◆ What the task asks
Provide a single number: the count of lines containing the string "image".

'''

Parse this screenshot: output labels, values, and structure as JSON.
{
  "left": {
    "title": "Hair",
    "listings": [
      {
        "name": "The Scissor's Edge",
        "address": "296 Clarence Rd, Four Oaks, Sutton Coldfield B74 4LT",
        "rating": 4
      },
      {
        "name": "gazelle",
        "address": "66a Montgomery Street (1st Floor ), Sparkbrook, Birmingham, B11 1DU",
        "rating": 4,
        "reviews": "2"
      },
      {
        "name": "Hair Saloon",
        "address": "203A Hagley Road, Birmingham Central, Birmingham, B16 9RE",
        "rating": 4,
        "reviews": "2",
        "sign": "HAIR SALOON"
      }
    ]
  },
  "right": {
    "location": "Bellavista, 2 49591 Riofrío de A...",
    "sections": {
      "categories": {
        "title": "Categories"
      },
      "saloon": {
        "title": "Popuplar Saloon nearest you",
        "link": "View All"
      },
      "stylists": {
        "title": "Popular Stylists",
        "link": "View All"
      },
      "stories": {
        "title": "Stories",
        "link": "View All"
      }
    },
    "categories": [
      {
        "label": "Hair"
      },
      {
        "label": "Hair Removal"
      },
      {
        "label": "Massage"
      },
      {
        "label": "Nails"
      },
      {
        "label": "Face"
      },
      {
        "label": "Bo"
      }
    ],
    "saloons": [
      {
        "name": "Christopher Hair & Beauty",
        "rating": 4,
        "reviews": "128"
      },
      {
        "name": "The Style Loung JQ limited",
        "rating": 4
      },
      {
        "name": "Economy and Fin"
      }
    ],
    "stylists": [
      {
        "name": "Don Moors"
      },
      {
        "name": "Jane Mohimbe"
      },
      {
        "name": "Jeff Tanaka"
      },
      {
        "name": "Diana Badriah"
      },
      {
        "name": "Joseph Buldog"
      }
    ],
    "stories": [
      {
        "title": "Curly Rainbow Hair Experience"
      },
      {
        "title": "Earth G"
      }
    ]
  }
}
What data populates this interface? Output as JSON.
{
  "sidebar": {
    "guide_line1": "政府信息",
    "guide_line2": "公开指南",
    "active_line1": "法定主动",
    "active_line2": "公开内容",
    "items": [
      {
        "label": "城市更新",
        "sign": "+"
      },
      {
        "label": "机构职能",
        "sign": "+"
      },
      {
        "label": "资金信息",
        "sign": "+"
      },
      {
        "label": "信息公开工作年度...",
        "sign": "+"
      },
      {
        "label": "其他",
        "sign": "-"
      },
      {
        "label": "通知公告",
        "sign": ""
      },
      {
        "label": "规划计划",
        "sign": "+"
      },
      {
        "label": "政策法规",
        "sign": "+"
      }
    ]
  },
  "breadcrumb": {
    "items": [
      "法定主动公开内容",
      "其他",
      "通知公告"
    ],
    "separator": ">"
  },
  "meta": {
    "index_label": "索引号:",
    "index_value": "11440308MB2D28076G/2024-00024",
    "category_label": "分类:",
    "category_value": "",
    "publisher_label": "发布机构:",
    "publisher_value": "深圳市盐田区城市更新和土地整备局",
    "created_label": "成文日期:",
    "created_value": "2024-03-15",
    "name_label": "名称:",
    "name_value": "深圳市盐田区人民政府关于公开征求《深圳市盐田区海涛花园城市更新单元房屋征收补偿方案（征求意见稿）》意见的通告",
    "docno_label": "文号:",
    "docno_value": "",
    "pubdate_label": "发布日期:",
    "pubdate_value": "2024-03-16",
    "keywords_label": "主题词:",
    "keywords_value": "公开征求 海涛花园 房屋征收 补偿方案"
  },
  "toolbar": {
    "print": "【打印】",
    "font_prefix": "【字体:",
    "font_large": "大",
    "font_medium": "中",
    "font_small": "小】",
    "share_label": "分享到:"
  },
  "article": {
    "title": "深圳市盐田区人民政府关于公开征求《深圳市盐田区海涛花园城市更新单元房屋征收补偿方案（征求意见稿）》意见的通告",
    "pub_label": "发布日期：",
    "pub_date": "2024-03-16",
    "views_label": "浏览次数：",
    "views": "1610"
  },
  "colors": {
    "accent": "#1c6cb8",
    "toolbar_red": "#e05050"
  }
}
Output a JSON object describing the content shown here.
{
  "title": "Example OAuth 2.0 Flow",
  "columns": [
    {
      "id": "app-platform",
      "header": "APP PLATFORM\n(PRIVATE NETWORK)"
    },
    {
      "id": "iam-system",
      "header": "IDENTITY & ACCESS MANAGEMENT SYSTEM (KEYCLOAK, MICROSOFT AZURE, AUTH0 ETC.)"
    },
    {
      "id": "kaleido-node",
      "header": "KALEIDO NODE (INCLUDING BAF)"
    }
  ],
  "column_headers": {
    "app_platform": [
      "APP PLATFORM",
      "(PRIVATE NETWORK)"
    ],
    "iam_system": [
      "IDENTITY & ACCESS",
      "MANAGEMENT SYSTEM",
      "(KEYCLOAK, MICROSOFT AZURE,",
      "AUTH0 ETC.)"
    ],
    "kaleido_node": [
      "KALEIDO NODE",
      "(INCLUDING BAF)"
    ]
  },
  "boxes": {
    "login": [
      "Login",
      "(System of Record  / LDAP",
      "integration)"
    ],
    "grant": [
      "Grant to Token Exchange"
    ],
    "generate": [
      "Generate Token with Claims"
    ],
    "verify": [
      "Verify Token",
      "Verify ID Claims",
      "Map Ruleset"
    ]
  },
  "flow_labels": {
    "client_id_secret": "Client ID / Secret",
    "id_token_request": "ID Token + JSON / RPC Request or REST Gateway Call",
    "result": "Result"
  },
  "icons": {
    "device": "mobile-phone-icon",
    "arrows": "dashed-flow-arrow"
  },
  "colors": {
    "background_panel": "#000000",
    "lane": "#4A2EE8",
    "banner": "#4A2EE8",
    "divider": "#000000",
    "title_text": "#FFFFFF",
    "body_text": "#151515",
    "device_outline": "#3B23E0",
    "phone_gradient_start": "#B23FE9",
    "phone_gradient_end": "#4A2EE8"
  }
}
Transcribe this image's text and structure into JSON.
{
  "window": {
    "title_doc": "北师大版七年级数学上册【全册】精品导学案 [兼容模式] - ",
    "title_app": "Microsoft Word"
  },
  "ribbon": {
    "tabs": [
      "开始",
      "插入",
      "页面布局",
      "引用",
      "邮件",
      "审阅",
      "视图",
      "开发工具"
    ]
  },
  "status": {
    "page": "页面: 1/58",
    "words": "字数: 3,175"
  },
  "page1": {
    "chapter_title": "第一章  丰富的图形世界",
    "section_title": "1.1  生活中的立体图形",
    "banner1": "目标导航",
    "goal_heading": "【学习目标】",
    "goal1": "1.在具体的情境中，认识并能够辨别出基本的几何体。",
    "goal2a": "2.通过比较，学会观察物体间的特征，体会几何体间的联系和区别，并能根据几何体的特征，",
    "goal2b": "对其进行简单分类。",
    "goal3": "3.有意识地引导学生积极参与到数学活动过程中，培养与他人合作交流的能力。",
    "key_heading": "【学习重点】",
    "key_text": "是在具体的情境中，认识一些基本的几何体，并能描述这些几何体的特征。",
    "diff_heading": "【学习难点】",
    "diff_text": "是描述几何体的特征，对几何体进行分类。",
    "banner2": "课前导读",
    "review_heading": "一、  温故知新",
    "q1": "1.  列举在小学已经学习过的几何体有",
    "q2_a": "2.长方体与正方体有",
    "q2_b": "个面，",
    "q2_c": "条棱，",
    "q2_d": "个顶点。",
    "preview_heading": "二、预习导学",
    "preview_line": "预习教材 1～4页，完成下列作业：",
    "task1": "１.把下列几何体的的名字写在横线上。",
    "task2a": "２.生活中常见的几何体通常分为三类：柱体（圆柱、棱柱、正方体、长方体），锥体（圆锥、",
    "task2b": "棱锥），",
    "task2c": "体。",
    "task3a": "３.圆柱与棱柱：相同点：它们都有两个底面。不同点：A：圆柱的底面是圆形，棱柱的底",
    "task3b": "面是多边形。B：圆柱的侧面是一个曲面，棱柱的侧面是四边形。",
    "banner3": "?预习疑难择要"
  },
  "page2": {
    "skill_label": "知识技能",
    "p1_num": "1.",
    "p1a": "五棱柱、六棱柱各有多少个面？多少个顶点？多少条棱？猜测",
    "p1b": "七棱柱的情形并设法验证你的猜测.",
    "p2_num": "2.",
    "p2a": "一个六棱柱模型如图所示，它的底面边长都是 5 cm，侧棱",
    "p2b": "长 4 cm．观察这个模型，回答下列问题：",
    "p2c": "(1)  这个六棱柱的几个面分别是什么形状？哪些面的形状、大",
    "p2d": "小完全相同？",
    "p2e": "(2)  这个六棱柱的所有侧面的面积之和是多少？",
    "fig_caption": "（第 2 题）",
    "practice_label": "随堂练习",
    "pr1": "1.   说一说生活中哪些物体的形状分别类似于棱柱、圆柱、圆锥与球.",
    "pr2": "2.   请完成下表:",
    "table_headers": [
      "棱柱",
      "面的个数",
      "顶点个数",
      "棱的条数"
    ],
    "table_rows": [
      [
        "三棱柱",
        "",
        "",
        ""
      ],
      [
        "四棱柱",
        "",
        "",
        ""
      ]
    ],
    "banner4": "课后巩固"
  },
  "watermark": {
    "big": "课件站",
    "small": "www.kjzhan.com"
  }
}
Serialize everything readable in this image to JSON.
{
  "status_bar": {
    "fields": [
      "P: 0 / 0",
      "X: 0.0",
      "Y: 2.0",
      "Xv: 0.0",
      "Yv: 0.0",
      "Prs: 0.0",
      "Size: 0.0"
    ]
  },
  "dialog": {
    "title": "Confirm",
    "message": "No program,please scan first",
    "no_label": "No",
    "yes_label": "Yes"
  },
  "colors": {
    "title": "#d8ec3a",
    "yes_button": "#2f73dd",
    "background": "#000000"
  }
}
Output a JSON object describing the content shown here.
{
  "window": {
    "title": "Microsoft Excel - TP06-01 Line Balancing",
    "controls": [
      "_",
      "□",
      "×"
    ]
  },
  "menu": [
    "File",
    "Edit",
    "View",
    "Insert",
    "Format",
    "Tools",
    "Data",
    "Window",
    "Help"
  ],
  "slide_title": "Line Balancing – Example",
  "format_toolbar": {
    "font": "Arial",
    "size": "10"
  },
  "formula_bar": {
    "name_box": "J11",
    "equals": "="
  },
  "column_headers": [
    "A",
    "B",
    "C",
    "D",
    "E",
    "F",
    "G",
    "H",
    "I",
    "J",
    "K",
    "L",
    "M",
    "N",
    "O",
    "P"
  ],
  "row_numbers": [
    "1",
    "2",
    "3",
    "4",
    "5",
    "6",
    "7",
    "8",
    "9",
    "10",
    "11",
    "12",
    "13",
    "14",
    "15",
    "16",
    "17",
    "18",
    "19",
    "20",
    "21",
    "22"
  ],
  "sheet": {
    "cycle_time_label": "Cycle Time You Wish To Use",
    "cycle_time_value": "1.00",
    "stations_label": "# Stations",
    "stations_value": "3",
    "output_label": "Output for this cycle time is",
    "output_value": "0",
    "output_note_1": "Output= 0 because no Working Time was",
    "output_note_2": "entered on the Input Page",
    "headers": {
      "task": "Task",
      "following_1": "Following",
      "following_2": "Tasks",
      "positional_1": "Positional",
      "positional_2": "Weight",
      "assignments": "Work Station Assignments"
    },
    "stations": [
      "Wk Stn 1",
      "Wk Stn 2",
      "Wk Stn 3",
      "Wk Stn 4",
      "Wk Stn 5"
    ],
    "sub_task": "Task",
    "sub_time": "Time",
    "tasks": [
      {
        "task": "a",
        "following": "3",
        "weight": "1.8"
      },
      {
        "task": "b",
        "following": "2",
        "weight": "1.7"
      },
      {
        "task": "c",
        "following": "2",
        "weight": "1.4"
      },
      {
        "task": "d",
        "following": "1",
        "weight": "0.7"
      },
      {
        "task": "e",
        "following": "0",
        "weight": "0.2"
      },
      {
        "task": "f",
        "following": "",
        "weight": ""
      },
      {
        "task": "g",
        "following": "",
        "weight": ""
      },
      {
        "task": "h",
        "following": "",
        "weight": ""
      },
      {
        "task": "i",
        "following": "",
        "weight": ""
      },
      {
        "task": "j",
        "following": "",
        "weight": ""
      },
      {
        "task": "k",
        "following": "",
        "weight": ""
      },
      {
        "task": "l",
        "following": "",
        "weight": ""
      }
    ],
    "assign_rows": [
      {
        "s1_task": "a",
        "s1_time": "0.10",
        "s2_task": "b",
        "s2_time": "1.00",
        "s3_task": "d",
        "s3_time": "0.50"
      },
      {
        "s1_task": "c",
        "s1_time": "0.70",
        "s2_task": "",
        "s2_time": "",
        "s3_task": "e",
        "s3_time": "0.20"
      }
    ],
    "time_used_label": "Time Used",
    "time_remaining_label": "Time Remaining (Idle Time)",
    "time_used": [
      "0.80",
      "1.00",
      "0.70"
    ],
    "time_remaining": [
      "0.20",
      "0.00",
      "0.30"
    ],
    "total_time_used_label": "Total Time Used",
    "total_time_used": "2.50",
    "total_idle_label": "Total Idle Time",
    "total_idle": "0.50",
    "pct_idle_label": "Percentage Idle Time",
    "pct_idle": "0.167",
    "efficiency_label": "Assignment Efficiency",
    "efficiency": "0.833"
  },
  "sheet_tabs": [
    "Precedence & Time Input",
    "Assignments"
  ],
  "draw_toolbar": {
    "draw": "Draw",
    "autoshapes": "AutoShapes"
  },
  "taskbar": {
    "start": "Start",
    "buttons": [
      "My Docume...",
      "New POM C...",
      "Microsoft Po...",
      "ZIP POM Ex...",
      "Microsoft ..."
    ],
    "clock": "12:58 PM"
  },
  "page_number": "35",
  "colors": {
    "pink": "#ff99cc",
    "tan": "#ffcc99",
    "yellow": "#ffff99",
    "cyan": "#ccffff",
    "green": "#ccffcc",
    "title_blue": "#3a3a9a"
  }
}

'''

◆ Exercise response
2